**EXERCISE PROMPT:** Copy out the lines of the records from the one containing "left-procedure-label: Procedure: <box>182" up to and including the one containing "right-column: Call Log", with no change to any character.

**MATERIAL SHOWN:**
*-*-*
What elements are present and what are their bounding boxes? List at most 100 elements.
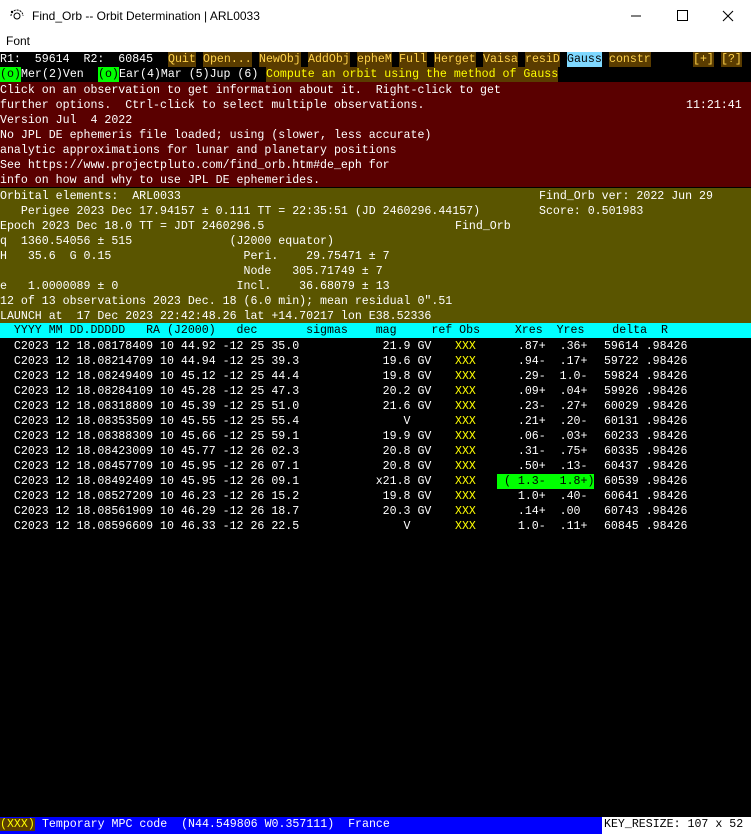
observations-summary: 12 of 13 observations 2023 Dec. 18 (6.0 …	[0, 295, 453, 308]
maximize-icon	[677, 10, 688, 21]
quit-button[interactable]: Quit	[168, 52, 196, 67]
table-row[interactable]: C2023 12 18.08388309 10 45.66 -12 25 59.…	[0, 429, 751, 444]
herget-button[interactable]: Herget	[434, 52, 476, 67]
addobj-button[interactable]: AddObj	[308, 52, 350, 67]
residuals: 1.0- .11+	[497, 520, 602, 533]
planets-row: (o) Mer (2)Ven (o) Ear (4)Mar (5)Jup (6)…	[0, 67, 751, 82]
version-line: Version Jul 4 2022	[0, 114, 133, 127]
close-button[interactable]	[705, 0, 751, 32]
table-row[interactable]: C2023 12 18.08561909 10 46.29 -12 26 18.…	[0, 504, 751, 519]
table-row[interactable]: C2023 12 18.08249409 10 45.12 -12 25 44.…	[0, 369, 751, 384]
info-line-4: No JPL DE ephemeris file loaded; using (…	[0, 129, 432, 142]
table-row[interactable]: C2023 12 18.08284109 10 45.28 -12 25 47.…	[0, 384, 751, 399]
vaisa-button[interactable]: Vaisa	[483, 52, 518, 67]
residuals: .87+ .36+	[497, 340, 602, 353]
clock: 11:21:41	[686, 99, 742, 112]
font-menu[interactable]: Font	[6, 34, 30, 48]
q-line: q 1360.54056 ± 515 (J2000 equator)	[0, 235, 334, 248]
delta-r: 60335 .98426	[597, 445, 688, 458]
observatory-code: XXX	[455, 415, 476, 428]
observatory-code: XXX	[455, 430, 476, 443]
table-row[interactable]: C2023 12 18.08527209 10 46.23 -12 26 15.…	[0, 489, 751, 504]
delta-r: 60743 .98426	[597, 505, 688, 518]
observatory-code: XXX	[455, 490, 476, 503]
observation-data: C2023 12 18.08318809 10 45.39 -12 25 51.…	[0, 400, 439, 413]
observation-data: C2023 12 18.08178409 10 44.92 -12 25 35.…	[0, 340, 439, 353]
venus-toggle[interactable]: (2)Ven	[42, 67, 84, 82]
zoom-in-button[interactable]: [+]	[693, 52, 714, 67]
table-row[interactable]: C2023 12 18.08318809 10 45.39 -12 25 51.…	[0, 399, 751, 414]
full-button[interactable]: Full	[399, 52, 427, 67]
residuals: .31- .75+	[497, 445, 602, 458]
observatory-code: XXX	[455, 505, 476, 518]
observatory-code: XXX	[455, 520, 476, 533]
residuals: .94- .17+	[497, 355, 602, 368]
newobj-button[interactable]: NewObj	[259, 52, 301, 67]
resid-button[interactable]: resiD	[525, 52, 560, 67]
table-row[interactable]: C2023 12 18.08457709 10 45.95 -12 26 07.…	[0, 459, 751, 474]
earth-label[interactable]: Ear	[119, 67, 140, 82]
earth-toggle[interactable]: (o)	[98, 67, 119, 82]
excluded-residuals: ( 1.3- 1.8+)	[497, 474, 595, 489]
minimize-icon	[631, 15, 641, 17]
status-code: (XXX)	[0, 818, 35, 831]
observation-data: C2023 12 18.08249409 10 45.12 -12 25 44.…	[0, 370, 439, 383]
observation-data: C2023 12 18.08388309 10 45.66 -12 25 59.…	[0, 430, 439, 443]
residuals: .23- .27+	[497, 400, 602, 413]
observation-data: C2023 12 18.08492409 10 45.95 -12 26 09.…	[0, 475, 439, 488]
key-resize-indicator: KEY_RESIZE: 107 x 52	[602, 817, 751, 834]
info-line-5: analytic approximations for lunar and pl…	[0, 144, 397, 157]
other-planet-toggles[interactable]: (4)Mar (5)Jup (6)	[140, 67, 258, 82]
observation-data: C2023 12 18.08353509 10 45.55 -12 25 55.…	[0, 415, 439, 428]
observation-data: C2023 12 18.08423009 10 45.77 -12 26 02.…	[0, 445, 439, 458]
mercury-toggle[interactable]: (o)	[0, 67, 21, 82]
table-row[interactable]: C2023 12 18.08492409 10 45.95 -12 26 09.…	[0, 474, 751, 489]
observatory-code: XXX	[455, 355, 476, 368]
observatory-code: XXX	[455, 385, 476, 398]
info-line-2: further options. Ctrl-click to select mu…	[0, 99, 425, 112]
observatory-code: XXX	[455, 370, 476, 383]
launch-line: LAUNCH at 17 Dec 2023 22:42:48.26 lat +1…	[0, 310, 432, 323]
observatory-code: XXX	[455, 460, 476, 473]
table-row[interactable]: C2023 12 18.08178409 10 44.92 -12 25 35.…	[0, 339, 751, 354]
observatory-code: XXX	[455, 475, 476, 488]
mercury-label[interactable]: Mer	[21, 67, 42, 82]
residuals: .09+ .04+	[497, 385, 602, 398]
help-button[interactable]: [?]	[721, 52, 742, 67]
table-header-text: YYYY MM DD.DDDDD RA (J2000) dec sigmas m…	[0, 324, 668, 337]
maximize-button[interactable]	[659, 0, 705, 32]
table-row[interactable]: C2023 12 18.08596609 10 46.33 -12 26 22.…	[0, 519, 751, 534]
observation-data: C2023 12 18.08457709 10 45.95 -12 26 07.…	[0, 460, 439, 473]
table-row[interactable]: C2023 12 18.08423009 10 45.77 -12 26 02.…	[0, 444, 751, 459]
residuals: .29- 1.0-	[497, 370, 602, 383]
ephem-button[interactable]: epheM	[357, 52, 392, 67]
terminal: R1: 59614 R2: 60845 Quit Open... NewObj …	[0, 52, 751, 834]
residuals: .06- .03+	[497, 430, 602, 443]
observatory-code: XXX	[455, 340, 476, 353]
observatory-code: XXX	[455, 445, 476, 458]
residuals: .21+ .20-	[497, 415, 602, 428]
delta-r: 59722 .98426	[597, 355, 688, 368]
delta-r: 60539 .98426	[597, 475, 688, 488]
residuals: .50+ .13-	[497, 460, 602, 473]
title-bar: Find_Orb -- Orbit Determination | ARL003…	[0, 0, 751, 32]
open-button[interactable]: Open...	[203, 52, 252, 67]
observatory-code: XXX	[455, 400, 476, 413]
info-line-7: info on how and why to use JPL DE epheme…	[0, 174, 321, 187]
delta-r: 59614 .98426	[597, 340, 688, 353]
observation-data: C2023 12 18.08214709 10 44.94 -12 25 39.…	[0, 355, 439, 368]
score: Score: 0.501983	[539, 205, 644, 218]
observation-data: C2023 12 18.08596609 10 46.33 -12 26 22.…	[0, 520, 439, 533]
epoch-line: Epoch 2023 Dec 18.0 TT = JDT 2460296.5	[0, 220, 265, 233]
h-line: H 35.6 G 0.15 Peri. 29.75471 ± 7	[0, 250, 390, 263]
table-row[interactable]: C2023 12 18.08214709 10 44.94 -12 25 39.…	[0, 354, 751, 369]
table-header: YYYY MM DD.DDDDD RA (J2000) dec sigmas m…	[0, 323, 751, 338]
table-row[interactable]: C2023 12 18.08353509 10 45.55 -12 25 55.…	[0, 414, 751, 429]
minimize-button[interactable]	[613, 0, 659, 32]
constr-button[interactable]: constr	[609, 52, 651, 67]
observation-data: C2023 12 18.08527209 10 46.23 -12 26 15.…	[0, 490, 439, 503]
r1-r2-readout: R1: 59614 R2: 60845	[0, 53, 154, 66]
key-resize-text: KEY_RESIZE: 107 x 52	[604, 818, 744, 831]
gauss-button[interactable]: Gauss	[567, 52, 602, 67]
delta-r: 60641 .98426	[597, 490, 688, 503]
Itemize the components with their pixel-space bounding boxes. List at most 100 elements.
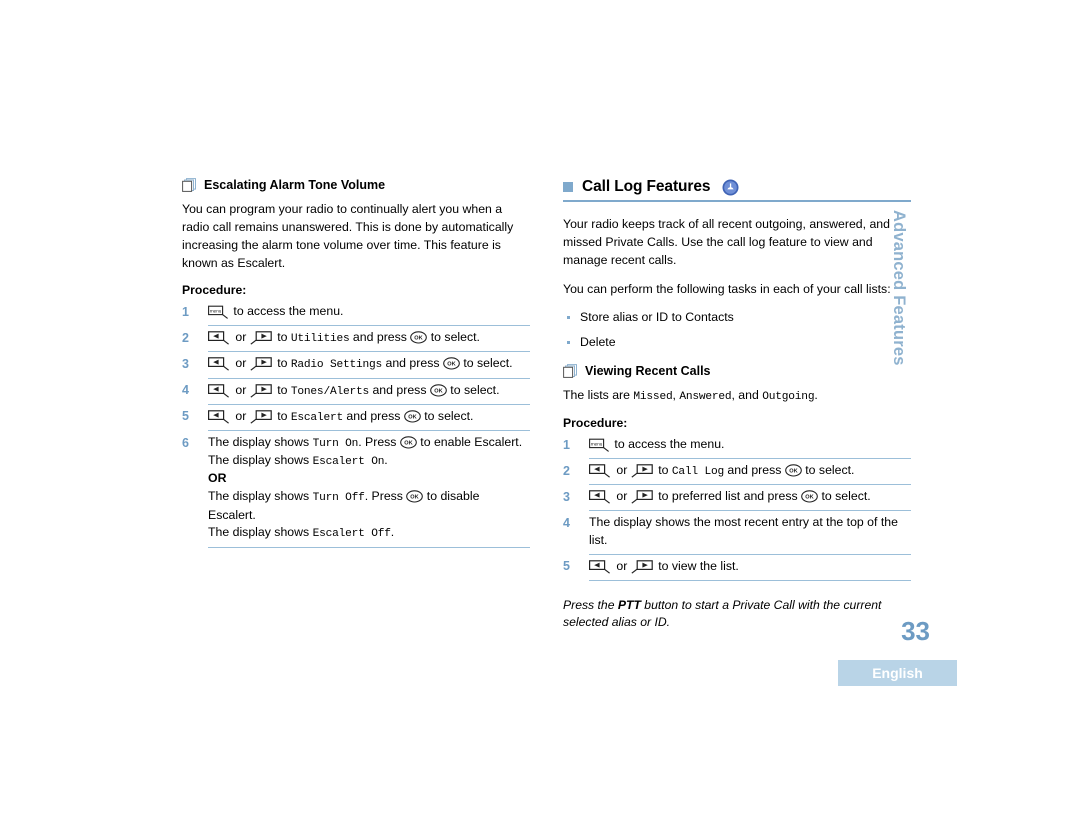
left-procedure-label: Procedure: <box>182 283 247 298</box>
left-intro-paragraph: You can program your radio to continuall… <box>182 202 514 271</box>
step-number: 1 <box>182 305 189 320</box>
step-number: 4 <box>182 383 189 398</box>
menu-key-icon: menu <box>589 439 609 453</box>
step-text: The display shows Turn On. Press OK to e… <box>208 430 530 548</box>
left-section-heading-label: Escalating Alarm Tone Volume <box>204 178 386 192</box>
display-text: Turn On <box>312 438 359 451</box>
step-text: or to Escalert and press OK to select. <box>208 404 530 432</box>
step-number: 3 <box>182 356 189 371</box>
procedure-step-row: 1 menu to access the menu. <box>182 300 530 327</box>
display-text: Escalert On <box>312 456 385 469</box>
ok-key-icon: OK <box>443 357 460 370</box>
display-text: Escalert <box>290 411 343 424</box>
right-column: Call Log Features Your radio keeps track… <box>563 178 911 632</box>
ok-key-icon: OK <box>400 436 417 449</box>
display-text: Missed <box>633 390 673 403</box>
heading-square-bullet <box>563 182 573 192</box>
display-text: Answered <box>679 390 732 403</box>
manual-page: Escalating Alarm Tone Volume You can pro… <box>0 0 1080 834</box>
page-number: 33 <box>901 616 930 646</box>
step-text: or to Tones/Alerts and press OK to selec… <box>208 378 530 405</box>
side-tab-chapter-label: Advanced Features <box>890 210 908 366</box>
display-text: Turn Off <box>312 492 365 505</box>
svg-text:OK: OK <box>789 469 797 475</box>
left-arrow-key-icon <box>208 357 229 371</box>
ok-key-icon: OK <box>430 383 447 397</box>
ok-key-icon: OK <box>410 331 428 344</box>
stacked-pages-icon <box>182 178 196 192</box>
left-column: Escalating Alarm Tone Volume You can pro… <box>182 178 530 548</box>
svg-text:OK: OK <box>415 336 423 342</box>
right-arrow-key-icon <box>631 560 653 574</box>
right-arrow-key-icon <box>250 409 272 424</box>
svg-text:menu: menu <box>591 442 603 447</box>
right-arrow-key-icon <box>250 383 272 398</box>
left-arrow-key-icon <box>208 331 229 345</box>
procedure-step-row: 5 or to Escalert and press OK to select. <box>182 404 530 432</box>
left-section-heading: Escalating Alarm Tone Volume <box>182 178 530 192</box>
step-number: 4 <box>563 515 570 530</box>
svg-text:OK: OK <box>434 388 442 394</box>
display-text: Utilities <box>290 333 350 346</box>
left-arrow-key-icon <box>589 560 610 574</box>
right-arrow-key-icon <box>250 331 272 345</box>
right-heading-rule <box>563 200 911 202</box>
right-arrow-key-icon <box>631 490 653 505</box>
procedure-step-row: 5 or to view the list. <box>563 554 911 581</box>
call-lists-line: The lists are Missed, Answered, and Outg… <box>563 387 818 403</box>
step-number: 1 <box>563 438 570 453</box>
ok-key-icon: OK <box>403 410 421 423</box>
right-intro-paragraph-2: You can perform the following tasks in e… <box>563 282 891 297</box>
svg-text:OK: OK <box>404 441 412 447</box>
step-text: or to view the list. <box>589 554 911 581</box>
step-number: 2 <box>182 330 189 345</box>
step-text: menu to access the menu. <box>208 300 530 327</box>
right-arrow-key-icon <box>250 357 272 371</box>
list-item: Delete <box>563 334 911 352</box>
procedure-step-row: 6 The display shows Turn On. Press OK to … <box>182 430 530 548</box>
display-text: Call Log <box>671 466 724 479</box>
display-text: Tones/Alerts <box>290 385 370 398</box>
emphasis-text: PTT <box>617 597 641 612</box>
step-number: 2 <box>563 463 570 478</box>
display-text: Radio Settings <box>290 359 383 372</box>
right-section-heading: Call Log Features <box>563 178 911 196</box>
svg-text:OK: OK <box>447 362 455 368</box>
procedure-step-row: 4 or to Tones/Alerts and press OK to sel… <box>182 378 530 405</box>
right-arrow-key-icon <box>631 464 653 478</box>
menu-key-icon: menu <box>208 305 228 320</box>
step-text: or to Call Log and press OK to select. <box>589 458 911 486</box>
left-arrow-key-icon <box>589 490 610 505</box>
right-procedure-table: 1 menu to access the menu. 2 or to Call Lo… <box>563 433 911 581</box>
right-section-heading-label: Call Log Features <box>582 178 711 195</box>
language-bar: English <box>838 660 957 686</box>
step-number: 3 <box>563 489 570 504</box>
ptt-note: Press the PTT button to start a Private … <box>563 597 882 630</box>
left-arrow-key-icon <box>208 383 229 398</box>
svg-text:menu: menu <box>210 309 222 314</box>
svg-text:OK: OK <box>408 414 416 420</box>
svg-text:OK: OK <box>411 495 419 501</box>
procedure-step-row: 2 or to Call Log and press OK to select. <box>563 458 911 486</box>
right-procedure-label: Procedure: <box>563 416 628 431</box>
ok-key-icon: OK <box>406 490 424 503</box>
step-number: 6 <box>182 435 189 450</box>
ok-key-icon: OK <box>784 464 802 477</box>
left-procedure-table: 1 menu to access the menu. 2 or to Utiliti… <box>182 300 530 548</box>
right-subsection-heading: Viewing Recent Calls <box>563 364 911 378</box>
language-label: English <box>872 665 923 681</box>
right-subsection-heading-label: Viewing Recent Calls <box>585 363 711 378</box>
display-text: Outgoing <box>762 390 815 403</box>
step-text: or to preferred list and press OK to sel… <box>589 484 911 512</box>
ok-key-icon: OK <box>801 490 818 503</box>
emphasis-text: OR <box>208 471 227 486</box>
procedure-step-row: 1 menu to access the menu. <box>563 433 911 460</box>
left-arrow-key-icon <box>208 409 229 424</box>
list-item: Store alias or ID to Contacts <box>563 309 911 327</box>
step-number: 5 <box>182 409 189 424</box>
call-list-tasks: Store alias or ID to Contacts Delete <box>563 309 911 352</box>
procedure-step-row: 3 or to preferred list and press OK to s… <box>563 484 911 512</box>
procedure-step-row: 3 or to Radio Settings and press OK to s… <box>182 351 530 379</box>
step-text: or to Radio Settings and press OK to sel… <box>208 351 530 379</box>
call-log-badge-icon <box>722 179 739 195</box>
*-*-*
**ANSWER TO THIS PROBLEM:**
left-procedure-label: Procedure: <box>182 283 247 298</box>
left-intro-paragraph: You can program your radio to continuall… <box>182 202 514 271</box>
step-number: 1 <box>182 305 189 320</box>
step-number: 4 <box>182 383 189 398</box>
menu-key-icon: menu <box>589 439 609 453</box>
step-text: The display shows Turn On. Press OK to e… <box>208 430 530 548</box>
left-section-heading-label: Escalating Alarm Tone Volume <box>204 178 386 192</box>
display-text: Turn On <box>312 438 359 451</box>
step-text: or to Escalert and press OK to select. <box>208 404 530 432</box>
step-number: 3 <box>182 356 189 371</box>
procedure-step-row: 1 menu to access the menu. <box>182 300 530 327</box>
display-text: Escalert On <box>312 456 385 469</box>
ok-key-icon: OK <box>443 357 460 370</box>
display-text: Escalert <box>290 411 343 424</box>
right-column: Call Log Features Your radio keeps track… <box>563 178 911 632</box>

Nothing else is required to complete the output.